> **WHAT THE EXERCISE ASKS**
Repeat the material exactly, leaving nothing out.

[Data records]
<<<<

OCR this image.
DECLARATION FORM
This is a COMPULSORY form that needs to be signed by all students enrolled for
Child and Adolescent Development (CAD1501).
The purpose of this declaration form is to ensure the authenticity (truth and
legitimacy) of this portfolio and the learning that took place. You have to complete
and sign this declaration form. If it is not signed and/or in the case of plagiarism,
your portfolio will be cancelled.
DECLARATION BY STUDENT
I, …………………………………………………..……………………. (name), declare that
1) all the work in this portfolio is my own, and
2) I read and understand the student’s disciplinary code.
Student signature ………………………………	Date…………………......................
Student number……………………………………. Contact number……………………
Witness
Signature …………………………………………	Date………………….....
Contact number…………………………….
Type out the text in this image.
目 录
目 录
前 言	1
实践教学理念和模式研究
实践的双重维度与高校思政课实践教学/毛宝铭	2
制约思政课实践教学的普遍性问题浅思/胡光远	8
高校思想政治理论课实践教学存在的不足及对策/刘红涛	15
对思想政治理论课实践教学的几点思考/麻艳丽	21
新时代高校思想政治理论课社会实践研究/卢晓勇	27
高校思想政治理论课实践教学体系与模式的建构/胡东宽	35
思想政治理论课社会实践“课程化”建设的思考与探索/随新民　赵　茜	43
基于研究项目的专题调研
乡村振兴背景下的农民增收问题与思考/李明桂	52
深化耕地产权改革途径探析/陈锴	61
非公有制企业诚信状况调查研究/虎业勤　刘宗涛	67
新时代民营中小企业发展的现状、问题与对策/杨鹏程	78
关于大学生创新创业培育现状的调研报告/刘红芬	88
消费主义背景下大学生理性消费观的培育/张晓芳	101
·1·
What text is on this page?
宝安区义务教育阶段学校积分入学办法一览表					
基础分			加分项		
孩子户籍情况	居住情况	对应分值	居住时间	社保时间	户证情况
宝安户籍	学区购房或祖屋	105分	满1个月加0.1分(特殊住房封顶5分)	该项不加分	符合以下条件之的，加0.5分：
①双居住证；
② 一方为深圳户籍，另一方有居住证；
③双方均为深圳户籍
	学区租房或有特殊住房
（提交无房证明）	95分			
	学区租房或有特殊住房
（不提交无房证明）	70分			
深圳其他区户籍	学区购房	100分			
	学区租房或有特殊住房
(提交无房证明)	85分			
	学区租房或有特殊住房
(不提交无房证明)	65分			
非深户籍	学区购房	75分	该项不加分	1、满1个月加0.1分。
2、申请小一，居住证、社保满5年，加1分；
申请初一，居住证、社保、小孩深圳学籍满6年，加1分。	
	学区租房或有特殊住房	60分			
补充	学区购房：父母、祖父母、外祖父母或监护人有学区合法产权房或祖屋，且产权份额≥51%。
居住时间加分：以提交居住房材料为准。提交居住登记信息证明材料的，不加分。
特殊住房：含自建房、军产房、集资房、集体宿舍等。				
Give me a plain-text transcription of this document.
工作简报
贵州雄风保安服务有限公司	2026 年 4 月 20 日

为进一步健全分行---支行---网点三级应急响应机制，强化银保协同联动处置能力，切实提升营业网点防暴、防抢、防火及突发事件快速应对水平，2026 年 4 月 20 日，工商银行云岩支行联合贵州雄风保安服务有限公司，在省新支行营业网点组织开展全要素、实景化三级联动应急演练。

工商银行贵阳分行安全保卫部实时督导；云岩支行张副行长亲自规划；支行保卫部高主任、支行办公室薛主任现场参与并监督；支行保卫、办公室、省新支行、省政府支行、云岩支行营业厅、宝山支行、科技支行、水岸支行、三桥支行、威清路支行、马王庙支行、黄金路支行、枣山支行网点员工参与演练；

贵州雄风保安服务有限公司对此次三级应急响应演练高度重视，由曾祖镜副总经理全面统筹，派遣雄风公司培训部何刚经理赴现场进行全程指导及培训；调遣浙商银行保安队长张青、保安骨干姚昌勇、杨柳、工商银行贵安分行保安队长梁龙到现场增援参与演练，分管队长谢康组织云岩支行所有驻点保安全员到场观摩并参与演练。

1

>>>>

> **EXERCISE SOLUTION**
OCR this image.
DECLARATION FORM
This is a COMPULSORY form that needs to be signed by all students enrolled for
Child and Adolescent Development (CAD1501).
The purpose of this declaration form is to ensure the authenticity (truth and
legitimacy) of this portfolio and the learning that took place. You have to complete
and sign this declaration form. If it is not signed and/or in the case of plagiarism,
your portfolio will be cancelled.
DECLARATION BY STUDENT
I, …………………………………………………..……………………. (name), declare that
1) all the work in this portfolio is my own, and
2) I read and understand the student’s disciplinary code.
Student signature ………………………………	Date…………………......................
Student number……………………………………. Contact number……………………
Witness
Signature …………………………………………	Date………………….....
Contact number…………………………….
Type out the text in this image.
目 录
目 录
前 言	1
实践教学理念和模式研究
实践的双重维度与高校思政课实践教学/毛宝铭	2
制约思政课实践教学的普遍性问题浅思/胡光远	8
高校思想政治理论课实践教学存在的不足及对策/刘红涛	15
对思想政治理论课实践教学的几点思考/麻艳丽	21
新时代高校思想政治理论课社会实践研究/卢晓勇	27
高校思想政治理论课实践教学体系与模式的建构/胡东宽	35
思想政治理论课社会实践“课程化”建设的思考与探索/随新民　赵　茜	43
基于研究项目的专题调研
乡村振兴背景下的农民增收问题与思考/李明桂	52
深化耕地产权改革途径探析/陈锴	61
非公有制企业诚信状况调查研究/虎业勤　刘宗涛	67
新时代民营中小企业发展的现状、问题与对策/杨鹏程	78
关于大学生创新创业培育现状的调研报告/刘红芬	88
消费主义背景下大学生理性消费观的培育/张晓芳	101
·1·
What text is on this page?
宝安区义务教育阶段学校积分入学办法一览表					
基础分			加分项		
孩子户籍情况	居住情况	对应分值	居住时间	社保时间	户证情况
宝安户籍	学区购房或祖屋	105分	满1个月加0.1分(特殊住房封顶5分)	该项不加分	符合以下条件之的，加0.5分：
①双居住证；
② 一方为深圳户籍，另一方有居住证；
③双方均为深圳户籍
	学区租房或有特殊住房
（提交无房证明）	95分			
	学区租房或有特殊住房
（不提交无房证明）	70分			
深圳其他区户籍	学区购房	100分			
	学区租房或有特殊住房
(提交无房证明)	85分			
	学区租房或有特殊住房
(不提交无房证明)	65分			
非深户籍	学区购房	75分	该项不加分	1、满1个月加0.1分。
2、申请小一，居住证、社保满5年，加1分；
申请初一，居住证、社保、小孩深圳学籍满6年，加1分。	
	学区租房或有特殊住房	60分			
补充	学区购房：父母、祖父母、外祖父母或监护人有学区合法产权房或祖屋，且产权份额≥51%。
居住时间加分：以提交居住房材料为准。提交居住登记信息证明材料的，不加分。
特殊住房：含自建房、军产房、集资房、集体宿舍等。				
Give me a plain-text transcription of this document.
工作简报
贵州雄风保安服务有限公司	2026 年 4 月 20 日

为进一步健全分行---支行---网点三级应急响应机制，强化银保协同联动处置能力，切实提升营业网点防暴、防抢、防火及突发事件快速应对水平，2026 年 4 月 20 日，工商银行云岩支行联合贵州雄风保安服务有限公司，在省新支行营业网点组织开展全要素、实景化三级联动应急演练。

工商银行贵阳分行安全保卫部实时督导；云岩支行张副行长亲自规划；支行保卫部高主任、支行办公室薛主任现场参与并监督；支行保卫、办公室、省新支行、省政府支行、云岩支行营业厅、宝山支行、科技支行、水岸支行、三桥支行、威清路支行、马王庙支行、黄金路支行、枣山支行网点员工参与演练；

贵州雄风保安服务有限公司对此次三级应急响应演练高度重视，由曾祖镜副总经理全面统筹，派遣雄风公司培训部何刚经理赴现场进行全程指导及培训；调遣浙商银行保安队长张青、保安骨干姚昌勇、杨柳、工商银行贵安分行保安队长梁龙到现场增援参与演练，分管队长谢康组织云岩支行所有驻点保安全员到场观摩并参与演练。

1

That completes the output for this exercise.